- _EXERCISE DETAILS_
Scan the data for "object" and copy the lines it appears in.

- _INPUT RECORDS_
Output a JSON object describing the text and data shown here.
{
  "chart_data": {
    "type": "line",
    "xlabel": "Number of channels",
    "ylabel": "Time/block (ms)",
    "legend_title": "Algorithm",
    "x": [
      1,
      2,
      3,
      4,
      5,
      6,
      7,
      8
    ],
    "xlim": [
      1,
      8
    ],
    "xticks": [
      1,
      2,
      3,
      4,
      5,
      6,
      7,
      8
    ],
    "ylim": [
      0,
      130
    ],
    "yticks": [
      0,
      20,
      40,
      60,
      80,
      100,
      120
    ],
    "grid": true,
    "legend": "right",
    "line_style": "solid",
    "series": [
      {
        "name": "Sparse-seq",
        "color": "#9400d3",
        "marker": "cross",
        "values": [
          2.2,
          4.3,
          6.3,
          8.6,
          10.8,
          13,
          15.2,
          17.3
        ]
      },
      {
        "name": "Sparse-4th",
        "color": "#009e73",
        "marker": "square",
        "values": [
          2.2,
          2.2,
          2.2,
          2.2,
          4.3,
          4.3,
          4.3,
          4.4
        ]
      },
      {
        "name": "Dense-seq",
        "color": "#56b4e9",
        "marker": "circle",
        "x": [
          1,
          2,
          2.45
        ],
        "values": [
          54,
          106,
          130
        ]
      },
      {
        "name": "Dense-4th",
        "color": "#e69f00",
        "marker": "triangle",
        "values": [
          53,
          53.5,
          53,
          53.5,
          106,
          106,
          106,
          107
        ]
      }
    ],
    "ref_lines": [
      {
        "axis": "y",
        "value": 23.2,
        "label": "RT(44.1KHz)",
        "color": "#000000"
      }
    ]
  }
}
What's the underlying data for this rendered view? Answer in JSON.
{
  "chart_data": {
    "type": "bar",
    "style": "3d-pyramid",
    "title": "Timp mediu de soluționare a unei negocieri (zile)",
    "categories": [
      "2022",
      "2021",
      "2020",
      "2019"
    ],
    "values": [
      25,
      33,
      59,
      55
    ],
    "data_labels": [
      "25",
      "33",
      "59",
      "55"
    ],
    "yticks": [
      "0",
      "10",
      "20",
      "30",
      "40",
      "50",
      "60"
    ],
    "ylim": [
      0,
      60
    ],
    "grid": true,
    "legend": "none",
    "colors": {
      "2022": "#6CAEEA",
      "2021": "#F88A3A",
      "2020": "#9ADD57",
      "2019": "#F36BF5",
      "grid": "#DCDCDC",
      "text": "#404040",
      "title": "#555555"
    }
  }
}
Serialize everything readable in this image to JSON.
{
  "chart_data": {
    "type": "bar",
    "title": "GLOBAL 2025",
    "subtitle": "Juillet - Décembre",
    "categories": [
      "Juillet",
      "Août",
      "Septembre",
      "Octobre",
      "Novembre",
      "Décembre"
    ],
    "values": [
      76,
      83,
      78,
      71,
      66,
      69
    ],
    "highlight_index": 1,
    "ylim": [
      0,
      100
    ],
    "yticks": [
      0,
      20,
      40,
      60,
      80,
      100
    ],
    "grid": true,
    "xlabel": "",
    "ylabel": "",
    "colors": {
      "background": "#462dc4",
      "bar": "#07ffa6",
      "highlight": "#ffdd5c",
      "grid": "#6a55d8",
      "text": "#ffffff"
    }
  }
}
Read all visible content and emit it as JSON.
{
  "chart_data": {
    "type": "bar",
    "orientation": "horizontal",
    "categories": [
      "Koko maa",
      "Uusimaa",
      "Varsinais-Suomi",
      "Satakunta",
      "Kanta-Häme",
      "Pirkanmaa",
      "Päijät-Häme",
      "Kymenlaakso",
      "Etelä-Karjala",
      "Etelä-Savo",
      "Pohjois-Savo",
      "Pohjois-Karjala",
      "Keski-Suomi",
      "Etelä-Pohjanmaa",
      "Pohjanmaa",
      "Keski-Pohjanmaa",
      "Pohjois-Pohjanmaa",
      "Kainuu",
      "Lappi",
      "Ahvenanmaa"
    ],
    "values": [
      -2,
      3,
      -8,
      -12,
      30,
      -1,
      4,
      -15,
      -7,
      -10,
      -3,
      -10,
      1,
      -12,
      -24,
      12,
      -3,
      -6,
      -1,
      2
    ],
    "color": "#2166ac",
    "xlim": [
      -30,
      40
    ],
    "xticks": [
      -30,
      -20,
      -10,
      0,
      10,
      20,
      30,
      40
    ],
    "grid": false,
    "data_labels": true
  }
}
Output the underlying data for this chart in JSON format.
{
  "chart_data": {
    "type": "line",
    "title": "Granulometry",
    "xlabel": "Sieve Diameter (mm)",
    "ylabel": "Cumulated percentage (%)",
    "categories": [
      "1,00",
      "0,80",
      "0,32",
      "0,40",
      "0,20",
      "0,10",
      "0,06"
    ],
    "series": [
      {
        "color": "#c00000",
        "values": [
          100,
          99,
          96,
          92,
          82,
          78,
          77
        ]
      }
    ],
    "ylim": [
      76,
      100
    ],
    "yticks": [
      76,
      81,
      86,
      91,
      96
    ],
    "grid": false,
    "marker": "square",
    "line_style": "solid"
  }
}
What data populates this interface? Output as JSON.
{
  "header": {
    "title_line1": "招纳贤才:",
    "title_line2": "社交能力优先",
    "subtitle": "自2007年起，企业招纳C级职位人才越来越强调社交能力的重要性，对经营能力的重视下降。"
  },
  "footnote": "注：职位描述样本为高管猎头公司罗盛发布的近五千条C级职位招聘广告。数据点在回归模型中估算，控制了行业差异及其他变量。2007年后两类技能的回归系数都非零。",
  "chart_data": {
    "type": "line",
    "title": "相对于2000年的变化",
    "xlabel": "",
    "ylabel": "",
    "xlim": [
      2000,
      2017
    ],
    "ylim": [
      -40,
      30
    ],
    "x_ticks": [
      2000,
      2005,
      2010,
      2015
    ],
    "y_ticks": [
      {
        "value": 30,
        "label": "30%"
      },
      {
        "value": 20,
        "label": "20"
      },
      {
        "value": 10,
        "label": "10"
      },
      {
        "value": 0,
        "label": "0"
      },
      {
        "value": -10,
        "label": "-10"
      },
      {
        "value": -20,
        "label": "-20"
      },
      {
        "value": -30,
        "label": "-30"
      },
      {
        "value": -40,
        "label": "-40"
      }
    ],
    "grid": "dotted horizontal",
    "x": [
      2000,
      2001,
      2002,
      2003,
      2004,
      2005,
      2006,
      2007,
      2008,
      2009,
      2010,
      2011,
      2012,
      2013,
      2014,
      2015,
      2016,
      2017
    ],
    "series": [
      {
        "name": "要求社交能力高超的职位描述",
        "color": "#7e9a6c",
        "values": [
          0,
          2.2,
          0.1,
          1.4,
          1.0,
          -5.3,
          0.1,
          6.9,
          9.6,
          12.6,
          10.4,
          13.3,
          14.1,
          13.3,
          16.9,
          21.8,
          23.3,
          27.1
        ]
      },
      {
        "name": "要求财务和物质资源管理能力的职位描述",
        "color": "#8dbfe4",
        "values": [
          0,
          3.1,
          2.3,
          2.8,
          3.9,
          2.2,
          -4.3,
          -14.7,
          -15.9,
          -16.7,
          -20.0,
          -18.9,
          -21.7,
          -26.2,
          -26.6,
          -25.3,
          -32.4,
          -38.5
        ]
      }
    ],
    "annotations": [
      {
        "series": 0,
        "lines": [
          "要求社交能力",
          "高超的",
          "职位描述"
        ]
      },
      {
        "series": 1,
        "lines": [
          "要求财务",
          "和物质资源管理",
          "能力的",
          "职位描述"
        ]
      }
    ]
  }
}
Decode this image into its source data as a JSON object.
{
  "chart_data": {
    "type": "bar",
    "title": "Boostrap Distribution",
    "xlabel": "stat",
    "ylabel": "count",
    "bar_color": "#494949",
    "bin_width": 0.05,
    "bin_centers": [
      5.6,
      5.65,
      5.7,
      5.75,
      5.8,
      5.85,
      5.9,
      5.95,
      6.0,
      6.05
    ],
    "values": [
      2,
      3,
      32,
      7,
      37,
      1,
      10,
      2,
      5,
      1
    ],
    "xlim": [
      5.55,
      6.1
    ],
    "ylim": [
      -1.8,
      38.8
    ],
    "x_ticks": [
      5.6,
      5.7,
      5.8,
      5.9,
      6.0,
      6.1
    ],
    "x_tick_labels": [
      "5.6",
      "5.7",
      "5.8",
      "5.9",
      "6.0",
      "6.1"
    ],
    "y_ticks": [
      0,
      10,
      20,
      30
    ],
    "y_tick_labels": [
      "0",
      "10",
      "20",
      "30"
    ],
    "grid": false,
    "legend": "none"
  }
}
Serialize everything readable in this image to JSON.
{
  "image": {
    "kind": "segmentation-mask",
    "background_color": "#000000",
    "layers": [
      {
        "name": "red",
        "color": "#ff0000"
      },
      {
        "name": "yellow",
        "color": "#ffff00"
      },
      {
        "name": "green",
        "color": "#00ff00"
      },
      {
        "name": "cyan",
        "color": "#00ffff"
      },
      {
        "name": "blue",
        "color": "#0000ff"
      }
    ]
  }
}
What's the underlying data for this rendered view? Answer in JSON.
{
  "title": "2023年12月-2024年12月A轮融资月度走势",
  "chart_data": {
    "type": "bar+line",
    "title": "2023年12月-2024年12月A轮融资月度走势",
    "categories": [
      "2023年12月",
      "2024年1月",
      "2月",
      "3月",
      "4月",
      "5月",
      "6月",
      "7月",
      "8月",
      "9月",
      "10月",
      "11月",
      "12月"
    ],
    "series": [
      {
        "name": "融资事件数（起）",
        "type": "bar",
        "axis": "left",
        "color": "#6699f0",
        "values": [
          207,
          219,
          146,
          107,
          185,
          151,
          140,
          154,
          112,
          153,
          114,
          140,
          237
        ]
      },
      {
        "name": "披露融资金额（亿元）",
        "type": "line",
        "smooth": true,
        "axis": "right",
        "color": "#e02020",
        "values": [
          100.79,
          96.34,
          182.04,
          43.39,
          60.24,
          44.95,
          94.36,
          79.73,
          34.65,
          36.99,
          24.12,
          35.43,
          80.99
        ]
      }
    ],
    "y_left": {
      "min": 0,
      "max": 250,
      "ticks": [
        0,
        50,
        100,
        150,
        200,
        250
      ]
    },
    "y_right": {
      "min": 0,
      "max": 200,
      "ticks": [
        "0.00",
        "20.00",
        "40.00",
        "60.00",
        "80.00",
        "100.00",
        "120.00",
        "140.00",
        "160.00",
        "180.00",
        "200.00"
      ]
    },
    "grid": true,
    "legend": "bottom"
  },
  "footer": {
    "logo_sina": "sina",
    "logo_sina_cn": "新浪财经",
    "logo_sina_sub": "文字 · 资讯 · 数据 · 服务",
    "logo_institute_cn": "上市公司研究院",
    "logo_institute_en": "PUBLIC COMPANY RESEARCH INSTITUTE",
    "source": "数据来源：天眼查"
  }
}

- _ANSWER TO THE EXERCISE_
Output a JSON object describing the text and data shown here.
Decode this image into its source data as a JSON object.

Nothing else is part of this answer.